#### [TASK]
Reproduce the listing below verbatim, every line in its original order.

#### [DATA ROWS]
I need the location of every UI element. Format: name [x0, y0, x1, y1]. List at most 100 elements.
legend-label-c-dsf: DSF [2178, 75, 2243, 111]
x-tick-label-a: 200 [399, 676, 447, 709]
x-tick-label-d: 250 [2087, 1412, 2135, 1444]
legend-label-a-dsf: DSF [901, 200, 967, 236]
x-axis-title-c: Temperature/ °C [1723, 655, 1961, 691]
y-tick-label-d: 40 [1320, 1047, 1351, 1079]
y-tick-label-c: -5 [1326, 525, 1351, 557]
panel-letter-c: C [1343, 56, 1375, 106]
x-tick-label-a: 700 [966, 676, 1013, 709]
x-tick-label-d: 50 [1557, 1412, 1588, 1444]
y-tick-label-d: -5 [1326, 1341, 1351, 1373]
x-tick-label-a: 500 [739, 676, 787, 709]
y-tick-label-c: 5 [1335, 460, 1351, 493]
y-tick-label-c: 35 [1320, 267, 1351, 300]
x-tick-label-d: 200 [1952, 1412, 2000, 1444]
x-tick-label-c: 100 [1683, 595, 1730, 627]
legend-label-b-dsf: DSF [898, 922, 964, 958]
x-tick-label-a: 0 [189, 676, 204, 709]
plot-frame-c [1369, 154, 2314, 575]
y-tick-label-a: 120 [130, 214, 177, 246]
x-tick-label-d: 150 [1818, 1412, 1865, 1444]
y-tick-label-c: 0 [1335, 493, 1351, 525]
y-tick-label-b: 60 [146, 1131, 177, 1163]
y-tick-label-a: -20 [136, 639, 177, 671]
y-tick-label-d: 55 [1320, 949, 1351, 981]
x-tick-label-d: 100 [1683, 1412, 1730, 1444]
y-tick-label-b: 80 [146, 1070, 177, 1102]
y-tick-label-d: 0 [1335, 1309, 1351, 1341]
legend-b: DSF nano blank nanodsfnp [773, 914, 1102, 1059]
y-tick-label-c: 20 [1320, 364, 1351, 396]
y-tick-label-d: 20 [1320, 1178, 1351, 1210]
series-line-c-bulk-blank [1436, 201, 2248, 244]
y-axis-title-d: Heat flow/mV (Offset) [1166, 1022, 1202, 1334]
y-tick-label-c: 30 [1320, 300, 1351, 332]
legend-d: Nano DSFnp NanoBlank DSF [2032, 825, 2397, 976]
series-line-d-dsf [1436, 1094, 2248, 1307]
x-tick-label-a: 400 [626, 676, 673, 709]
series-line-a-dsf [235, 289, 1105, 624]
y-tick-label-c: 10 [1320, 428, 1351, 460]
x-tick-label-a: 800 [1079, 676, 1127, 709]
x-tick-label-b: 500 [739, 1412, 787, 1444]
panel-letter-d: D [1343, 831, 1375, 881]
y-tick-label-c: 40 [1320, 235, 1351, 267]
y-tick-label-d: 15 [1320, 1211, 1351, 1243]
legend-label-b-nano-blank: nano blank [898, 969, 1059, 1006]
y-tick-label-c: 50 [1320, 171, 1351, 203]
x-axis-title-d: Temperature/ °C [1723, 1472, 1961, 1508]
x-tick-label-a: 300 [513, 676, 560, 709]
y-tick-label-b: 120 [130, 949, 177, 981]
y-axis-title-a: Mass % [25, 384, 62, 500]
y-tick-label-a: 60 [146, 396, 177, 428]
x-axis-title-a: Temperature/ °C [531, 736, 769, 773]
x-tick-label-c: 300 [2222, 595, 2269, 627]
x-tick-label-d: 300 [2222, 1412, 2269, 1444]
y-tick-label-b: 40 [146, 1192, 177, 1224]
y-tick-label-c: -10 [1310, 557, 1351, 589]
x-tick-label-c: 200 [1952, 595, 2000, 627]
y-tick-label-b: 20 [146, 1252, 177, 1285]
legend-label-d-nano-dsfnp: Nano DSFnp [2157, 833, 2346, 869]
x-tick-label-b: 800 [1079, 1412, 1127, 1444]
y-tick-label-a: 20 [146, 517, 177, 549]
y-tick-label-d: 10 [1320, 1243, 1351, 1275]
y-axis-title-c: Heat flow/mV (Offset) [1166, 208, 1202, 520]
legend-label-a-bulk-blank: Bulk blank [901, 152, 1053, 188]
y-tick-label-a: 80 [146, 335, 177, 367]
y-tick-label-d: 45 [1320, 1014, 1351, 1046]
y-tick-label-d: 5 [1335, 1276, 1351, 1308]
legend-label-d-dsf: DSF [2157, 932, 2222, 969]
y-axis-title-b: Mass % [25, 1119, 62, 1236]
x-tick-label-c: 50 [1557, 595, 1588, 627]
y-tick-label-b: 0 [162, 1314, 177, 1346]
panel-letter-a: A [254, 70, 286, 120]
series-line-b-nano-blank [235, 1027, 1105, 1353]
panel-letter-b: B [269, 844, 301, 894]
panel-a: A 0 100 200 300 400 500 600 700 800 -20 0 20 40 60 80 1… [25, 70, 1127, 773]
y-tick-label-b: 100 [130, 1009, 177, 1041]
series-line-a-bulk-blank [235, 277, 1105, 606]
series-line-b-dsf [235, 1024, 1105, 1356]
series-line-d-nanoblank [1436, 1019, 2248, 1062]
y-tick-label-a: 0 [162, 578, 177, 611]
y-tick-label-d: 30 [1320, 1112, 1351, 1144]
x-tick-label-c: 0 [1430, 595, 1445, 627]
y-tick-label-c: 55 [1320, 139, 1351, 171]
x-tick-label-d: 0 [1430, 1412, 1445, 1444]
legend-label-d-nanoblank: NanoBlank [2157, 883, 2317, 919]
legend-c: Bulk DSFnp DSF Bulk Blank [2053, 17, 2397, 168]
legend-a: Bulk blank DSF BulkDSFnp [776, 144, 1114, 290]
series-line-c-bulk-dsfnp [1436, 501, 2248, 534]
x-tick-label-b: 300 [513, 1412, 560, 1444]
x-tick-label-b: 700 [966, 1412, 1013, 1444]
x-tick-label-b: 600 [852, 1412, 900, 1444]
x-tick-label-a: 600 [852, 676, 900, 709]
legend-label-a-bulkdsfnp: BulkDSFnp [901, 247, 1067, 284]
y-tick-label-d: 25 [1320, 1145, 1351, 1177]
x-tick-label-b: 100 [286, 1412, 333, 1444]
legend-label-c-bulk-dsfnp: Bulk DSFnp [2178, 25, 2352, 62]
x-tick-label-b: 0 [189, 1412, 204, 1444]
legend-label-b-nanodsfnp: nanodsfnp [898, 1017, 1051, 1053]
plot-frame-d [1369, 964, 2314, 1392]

#### [RESULT]
I need the location of every UI element. Format: name [x0, y0, x1, y1]. List at most 100 elements.
legend-label-c-dsf: DSF [2178, 75, 2243, 111]
x-tick-label-a: 200 [399, 676, 447, 709]
x-tick-label-d: 250 [2087, 1412, 2135, 1444]
legend-label-a-dsf: DSF [901, 200, 967, 236]
x-axis-title-c: Temperature/ °C [1723, 655, 1961, 691]
y-tick-label-d: 40 [1320, 1047, 1351, 1079]
y-tick-label-c: -5 [1326, 525, 1351, 557]
panel-letter-c: C [1343, 56, 1375, 106]
x-tick-label-a: 700 [966, 676, 1013, 709]
x-tick-label-d: 50 [1557, 1412, 1588, 1444]
y-tick-label-d: -5 [1326, 1341, 1351, 1373]
x-tick-label-a: 500 [739, 676, 787, 709]
y-tick-label-c: 5 [1335, 460, 1351, 493]
y-tick-label-c: 35 [1320, 267, 1351, 300]
x-tick-label-d: 200 [1952, 1412, 2000, 1444]
x-tick-label-c: 100 [1683, 595, 1730, 627]
legend-label-b-dsf: DSF [898, 922, 964, 958]
x-tick-label-a: 0 [189, 676, 204, 709]
plot-frame-c [1369, 154, 2314, 575]
y-tick-label-a: 120 [130, 214, 177, 246]
x-tick-label-d: 150 [1818, 1412, 1865, 1444]
y-tick-label-c: 0 [1335, 493, 1351, 525]
y-tick-label-b: 60 [146, 1131, 177, 1163]
y-tick-label-a: -20 [136, 639, 177, 671]
y-tick-label-d: 55 [1320, 949, 1351, 981]
x-tick-label-d: 100 [1683, 1412, 1730, 1444]
y-tick-label-b: 80 [146, 1070, 177, 1102]
y-tick-label-d: 0 [1335, 1309, 1351, 1341]
legend-b: DSF nano blank nanodsfnp [773, 914, 1102, 1059]
y-tick-label-c: 20 [1320, 364, 1351, 396]
y-tick-label-d: 20 [1320, 1178, 1351, 1210]
series-line-c-bulk-blank [1436, 201, 2248, 244]
y-axis-title-d: Heat flow/mV (Offset) [1166, 1022, 1202, 1334]
y-tick-label-c: 30 [1320, 300, 1351, 332]
legend-d: Nano DSFnp NanoBlank DSF [2032, 825, 2397, 976]
series-line-d-dsf [1436, 1094, 2248, 1307]
x-tick-label-a: 400 [626, 676, 673, 709]
series-line-a-dsf [235, 289, 1105, 624]
y-tick-label-c: 10 [1320, 428, 1351, 460]
x-tick-label-a: 800 [1079, 676, 1127, 709]
x-tick-label-b: 500 [739, 1412, 787, 1444]
panel-letter-d: D [1343, 831, 1375, 881]
y-tick-label-c: 40 [1320, 235, 1351, 267]
y-tick-label-d: 15 [1320, 1211, 1351, 1243]
legend-label-b-nano-blank: nano blank [898, 969, 1059, 1006]
y-tick-label-c: 50 [1320, 171, 1351, 203]
x-axis-title-d: Temperature/ °C [1723, 1472, 1961, 1508]
x-tick-label-a: 300 [513, 676, 560, 709]
y-tick-label-b: 120 [130, 949, 177, 981]
y-axis-title-a: Mass % [25, 384, 62, 500]
y-tick-label-a: 60 [146, 396, 177, 428]
x-axis-title-a: Temperature/ °C [531, 736, 769, 773]
x-tick-label-c: 300 [2222, 595, 2269, 627]
x-tick-label-d: 300 [2222, 1412, 2269, 1444]
y-tick-label-b: 40 [146, 1192, 177, 1224]
y-tick-label-c: -10 [1310, 557, 1351, 589]
x-tick-label-c: 200 [1952, 595, 2000, 627]
y-tick-label-b: 20 [146, 1252, 177, 1285]
legend-label-d-nano-dsfnp: Nano DSFnp [2157, 833, 2346, 869]
x-tick-label-b: 800 [1079, 1412, 1127, 1444]
y-tick-label-a: 20 [146, 517, 177, 549]
y-tick-label-d: 10 [1320, 1243, 1351, 1275]
y-axis-title-c: Heat flow/mV (Offset) [1166, 208, 1202, 520]
legend-label-a-bulk-blank: Bulk blank [901, 152, 1053, 188]
y-tick-label-a: 80 [146, 335, 177, 367]
y-tick-label-d: 45 [1320, 1014, 1351, 1046]
y-tick-label-d: 5 [1335, 1276, 1351, 1308]
legend-label-d-dsf: DSF [2157, 932, 2222, 969]
y-axis-title-b: Mass % [25, 1119, 62, 1236]
x-tick-label-c: 50 [1557, 595, 1588, 627]
y-tick-label-b: 0 [162, 1314, 177, 1346]
panel-letter-a: A [254, 70, 286, 120]
series-line-b-nano-blank [235, 1027, 1105, 1353]
panel-letter-b: B [269, 844, 301, 894]
panel-a: A 0 100 200 300 400 500 600 700 800 -20 0 20 40 60 80 1… [25, 70, 1127, 773]
y-tick-label-b: 100 [130, 1009, 177, 1041]
series-line-a-bulk-blank [235, 277, 1105, 606]
series-line-b-dsf [235, 1024, 1105, 1356]
series-line-d-nanoblank [1436, 1019, 2248, 1062]
y-tick-label-a: 0 [162, 578, 177, 611]
y-tick-label-d: 30 [1320, 1112, 1351, 1144]
x-tick-label-c: 0 [1430, 595, 1445, 627]
y-tick-label-c: 55 [1320, 139, 1351, 171]
x-tick-label-d: 0 [1430, 1412, 1445, 1444]
legend-label-d-nanoblank: NanoBlank [2157, 883, 2317, 919]
legend-c: Bulk DSFnp DSF Bulk Blank [2053, 17, 2397, 168]
legend-a: Bulk blank DSF BulkDSFnp [776, 144, 1114, 290]
series-line-c-bulk-dsfnp [1436, 501, 2248, 534]
x-tick-label-b: 300 [513, 1412, 560, 1444]
x-tick-label-b: 700 [966, 1412, 1013, 1444]
x-tick-label-b: 600 [852, 1412, 900, 1444]
x-tick-label-a: 600 [852, 676, 900, 709]
legend-label-a-bulkdsfnp: BulkDSFnp [901, 247, 1067, 284]
y-tick-label-d: 25 [1320, 1145, 1351, 1177]
x-tick-label-b: 100 [286, 1412, 333, 1444]
legend-label-c-bulk-dsfnp: Bulk DSFnp [2178, 25, 2352, 62]
x-tick-label-b: 0 [189, 1412, 204, 1444]
legend-label-b-nanodsfnp: nanodsfnp [898, 1017, 1051, 1053]
plot-frame-d [1369, 964, 2314, 1392]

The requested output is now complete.